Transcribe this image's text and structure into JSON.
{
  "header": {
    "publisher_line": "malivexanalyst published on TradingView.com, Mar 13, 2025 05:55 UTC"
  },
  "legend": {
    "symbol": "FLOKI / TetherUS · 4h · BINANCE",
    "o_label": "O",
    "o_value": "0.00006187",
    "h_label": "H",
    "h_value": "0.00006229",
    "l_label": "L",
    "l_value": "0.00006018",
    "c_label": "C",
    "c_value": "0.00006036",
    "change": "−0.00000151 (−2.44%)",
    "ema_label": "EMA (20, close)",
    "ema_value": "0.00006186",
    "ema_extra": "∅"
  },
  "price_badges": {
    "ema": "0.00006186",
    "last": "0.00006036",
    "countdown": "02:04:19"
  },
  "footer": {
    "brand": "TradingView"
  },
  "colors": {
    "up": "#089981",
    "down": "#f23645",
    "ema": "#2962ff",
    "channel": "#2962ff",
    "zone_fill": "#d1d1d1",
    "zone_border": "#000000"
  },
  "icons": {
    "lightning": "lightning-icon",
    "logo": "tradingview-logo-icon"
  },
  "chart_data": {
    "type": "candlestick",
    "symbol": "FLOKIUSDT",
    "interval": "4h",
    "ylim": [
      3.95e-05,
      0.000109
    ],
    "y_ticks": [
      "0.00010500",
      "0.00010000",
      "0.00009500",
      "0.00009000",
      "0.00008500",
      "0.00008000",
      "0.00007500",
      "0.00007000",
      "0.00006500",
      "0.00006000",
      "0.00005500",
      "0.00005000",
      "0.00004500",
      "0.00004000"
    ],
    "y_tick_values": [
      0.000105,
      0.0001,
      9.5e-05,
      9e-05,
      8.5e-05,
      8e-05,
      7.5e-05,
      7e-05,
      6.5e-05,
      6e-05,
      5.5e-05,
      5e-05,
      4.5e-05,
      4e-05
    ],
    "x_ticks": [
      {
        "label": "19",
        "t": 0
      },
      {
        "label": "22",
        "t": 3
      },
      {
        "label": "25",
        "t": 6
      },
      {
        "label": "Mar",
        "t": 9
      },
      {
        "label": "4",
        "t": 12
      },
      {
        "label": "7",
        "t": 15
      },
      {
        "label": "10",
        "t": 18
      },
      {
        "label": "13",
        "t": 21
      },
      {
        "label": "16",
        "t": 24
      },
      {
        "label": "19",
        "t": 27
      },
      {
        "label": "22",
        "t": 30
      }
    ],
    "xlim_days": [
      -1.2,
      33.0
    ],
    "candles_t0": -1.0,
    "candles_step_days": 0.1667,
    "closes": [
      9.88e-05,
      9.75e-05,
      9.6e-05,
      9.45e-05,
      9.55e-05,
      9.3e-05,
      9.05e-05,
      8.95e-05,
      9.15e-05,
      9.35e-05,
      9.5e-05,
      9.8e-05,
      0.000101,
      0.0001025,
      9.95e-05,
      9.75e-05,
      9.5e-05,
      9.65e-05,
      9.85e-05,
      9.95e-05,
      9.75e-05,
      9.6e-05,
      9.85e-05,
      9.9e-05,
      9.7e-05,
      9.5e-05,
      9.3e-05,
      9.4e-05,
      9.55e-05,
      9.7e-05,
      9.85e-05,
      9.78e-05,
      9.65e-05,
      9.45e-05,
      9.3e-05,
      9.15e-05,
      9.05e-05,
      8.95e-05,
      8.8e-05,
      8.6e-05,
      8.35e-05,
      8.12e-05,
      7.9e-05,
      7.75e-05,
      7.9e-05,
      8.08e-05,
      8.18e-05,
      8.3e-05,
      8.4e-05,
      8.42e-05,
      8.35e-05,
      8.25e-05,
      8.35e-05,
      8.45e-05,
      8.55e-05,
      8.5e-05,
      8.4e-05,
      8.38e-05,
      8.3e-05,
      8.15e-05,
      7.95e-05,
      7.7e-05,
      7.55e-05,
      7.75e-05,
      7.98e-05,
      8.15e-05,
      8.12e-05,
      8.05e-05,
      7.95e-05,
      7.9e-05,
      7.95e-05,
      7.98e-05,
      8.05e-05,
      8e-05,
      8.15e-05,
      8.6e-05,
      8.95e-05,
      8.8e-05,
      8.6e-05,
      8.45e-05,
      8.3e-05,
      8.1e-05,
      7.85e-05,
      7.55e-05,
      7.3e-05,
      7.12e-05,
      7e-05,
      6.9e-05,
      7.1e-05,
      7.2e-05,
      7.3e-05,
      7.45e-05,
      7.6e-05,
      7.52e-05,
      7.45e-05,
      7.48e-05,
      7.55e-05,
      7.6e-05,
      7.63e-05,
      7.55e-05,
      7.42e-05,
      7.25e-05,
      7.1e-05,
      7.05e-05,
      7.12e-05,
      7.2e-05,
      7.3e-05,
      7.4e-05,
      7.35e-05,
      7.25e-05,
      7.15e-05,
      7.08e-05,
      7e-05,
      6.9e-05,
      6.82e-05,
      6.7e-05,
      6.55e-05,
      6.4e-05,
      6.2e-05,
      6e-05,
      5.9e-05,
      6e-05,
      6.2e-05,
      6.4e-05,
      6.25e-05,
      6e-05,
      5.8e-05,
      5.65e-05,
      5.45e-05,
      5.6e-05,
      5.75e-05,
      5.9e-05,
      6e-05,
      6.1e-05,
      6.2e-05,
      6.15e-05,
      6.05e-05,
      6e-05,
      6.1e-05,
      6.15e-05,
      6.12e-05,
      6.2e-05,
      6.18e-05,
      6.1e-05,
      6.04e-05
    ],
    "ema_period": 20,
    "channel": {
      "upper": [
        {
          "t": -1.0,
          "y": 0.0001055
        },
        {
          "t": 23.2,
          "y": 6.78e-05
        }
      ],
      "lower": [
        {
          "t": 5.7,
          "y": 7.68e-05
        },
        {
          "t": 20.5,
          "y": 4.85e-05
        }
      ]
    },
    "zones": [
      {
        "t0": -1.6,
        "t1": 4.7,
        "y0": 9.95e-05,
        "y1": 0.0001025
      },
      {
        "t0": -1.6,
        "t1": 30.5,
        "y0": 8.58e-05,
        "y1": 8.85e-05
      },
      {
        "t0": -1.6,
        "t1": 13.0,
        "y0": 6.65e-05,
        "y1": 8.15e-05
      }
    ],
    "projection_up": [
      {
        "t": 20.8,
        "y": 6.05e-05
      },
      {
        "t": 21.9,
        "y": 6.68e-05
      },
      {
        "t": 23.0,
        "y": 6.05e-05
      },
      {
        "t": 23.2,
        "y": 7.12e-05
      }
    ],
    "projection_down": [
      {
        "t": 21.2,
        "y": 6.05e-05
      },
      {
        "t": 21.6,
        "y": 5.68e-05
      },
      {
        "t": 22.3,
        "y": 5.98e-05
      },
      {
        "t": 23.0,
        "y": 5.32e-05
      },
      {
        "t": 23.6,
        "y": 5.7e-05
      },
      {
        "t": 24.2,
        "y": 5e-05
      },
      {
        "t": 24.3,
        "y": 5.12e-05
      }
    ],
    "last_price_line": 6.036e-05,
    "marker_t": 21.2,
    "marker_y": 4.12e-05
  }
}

* EXERCISE PROMPT *
Return all of the entries exactly as they were supplied.

* RESULT BELOW *
Transcribe this image's text and structure into JSON.
{
  "header": {
    "publisher_line": "malivexanalyst published on TradingView.com, Mar 13, 2025 05:55 UTC"
  },
  "legend": {
    "symbol": "FLOKI / TetherUS · 4h · BINANCE",
    "o_label": "O",
    "o_value": "0.00006187",
    "h_label": "H",
    "h_value": "0.00006229",
    "l_label": "L",
    "l_value": "0.00006018",
    "c_label": "C",
    "c_value": "0.00006036",
    "change": "−0.00000151 (−2.44%)",
    "ema_label": "EMA (20, close)",
    "ema_value": "0.00006186",
    "ema_extra": "∅"
  },
  "price_badges": {
    "ema": "0.00006186",
    "last": "0.00006036",
    "countdown": "02:04:19"
  },
  "footer": {
    "brand": "TradingView"
  },
  "colors": {
    "up": "#089981",
    "down": "#f23645",
    "ema": "#2962ff",
    "channel": "#2962ff",
    "zone_fill": "#d1d1d1",
    "zone_border": "#000000"
  },
  "icons": {
    "lightning": "lightning-icon",
    "logo": "tradingview-logo-icon"
  },
  "chart_data": {
    "type": "candlestick",
    "symbol": "FLOKIUSDT",
    "interval": "4h",
    "ylim": [
      3.95e-05,
      0.000109
    ],
    "y_ticks": [
      "0.00010500",
      "0.00010000",
      "0.00009500",
      "0.00009000",
      "0.00008500",
      "0.00008000",
      "0.00007500",
      "0.00007000",
      "0.00006500",
      "0.00006000",
      "0.00005500",
      "0.00005000",
      "0.00004500",
      "0.00004000"
    ],
    "y_tick_values": [
      0.000105,
      0.0001,
      9.5e-05,
      9e-05,
      8.5e-05,
      8e-05,
      7.5e-05,
      7e-05,
      6.5e-05,
      6e-05,
      5.5e-05,
      5e-05,
      4.5e-05,
      4e-05
    ],
    "x_ticks": [
      {
        "label": "19",
        "t": 0
      },
      {
        "label": "22",
        "t": 3
      },
      {
        "label": "25",
        "t": 6
      },
      {
        "label": "Mar",
        "t": 9
      },
      {
        "label": "4",
        "t": 12
      },
      {
        "label": "7",
        "t": 15
      },
      {
        "label": "10",
        "t": 18
      },
      {
        "label": "13",
        "t": 21
      },
      {
        "label": "16",
        "t": 24
      },
      {
        "label": "19",
        "t": 27
      },
      {
        "label": "22",
        "t": 30
      }
    ],
    "xlim_days": [
      -1.2,
      33.0
    ],
    "candles_t0": -1.0,
    "candles_step_days": 0.1667,
    "closes": [
      9.88e-05,
      9.75e-05,
      9.6e-05,
      9.45e-05,
      9.55e-05,
      9.3e-05,
      9.05e-05,
      8.95e-05,
      9.15e-05,
      9.35e-05,
      9.5e-05,
      9.8e-05,
      0.000101,
      0.0001025,
      9.95e-05,
      9.75e-05,
      9.5e-05,
      9.65e-05,
      9.85e-05,
      9.95e-05,
      9.75e-05,
      9.6e-05,
      9.85e-05,
      9.9e-05,
      9.7e-05,
      9.5e-05,
      9.3e-05,
      9.4e-05,
      9.55e-05,
      9.7e-05,
      9.85e-05,
      9.78e-05,
      9.65e-05,
      9.45e-05,
      9.3e-05,
      9.15e-05,
      9.05e-05,
      8.95e-05,
      8.8e-05,
      8.6e-05,
      8.35e-05,
      8.12e-05,
      7.9e-05,
      7.75e-05,
      7.9e-05,
      8.08e-05,
      8.18e-05,
      8.3e-05,
      8.4e-05,
      8.42e-05,
      8.35e-05,
      8.25e-05,
      8.35e-05,
      8.45e-05,
      8.55e-05,
      8.5e-05,
      8.4e-05,
      8.38e-05,
      8.3e-05,
      8.15e-05,
      7.95e-05,
      7.7e-05,
      7.55e-05,
      7.75e-05,
      7.98e-05,
      8.15e-05,
      8.12e-05,
      8.05e-05,
      7.95e-05,
      7.9e-05,
      7.95e-05,
      7.98e-05,
      8.05e-05,
      8e-05,
      8.15e-05,
      8.6e-05,
      8.95e-05,
      8.8e-05,
      8.6e-05,
      8.45e-05,
      8.3e-05,
      8.1e-05,
      7.85e-05,
      7.55e-05,
      7.3e-05,
      7.12e-05,
      7e-05,
      6.9e-05,
      7.1e-05,
      7.2e-05,
      7.3e-05,
      7.45e-05,
      7.6e-05,
      7.52e-05,
      7.45e-05,
      7.48e-05,
      7.55e-05,
      7.6e-05,
      7.63e-05,
      7.55e-05,
      7.42e-05,
      7.25e-05,
      7.1e-05,
      7.05e-05,
      7.12e-05,
      7.2e-05,
      7.3e-05,
      7.4e-05,
      7.35e-05,
      7.25e-05,
      7.15e-05,
      7.08e-05,
      7e-05,
      6.9e-05,
      6.82e-05,
      6.7e-05,
      6.55e-05,
      6.4e-05,
      6.2e-05,
      6e-05,
      5.9e-05,
      6e-05,
      6.2e-05,
      6.4e-05,
      6.25e-05,
      6e-05,
      5.8e-05,
      5.65e-05,
      5.45e-05,
      5.6e-05,
      5.75e-05,
      5.9e-05,
      6e-05,
      6.1e-05,
      6.2e-05,
      6.15e-05,
      6.05e-05,
      6e-05,
      6.1e-05,
      6.15e-05,
      6.12e-05,
      6.2e-05,
      6.18e-05,
      6.1e-05,
      6.04e-05
    ],
    "ema_period": 20,
    "channel": {
      "upper": [
        {
          "t": -1.0,
          "y": 0.0001055
        },
        {
          "t": 23.2,
          "y": 6.78e-05
        }
      ],
      "lower": [
        {
          "t": 5.7,
          "y": 7.68e-05
        },
        {
          "t": 20.5,
          "y": 4.85e-05
        }
      ]
    },
    "zones": [
      {
        "t0": -1.6,
        "t1": 4.7,
        "y0": 9.95e-05,
        "y1": 0.0001025
      },
      {
        "t0": -1.6,
        "t1": 30.5,
        "y0": 8.58e-05,
        "y1": 8.85e-05
      },
      {
        "t0": -1.6,
        "t1": 13.0,
        "y0": 6.65e-05,
        "y1": 8.15e-05
      }
    ],
    "projection_up": [
      {
        "t": 20.8,
        "y": 6.05e-05
      },
      {
        "t": 21.9,
        "y": 6.68e-05
      },
      {
        "t": 23.0,
        "y": 6.05e-05
      },
      {
        "t": 23.2,
        "y": 7.12e-05
      }
    ],
    "projection_down": [
      {
        "t": 21.2,
        "y": 6.05e-05
      },
      {
        "t": 21.6,
        "y": 5.68e-05
      },
      {
        "t": 22.3,
        "y": 5.98e-05
      },
      {
        "t": 23.0,
        "y": 5.32e-05
      },
      {
        "t": 23.6,
        "y": 5.7e-05
      },
      {
        "t": 24.2,
        "y": 5e-05
      },
      {
        "t": 24.3,
        "y": 5.12e-05
      }
    ],
    "last_price_line": 6.036e-05,
    "marker_t": 21.2,
    "marker_y": 4.12e-05
  }
}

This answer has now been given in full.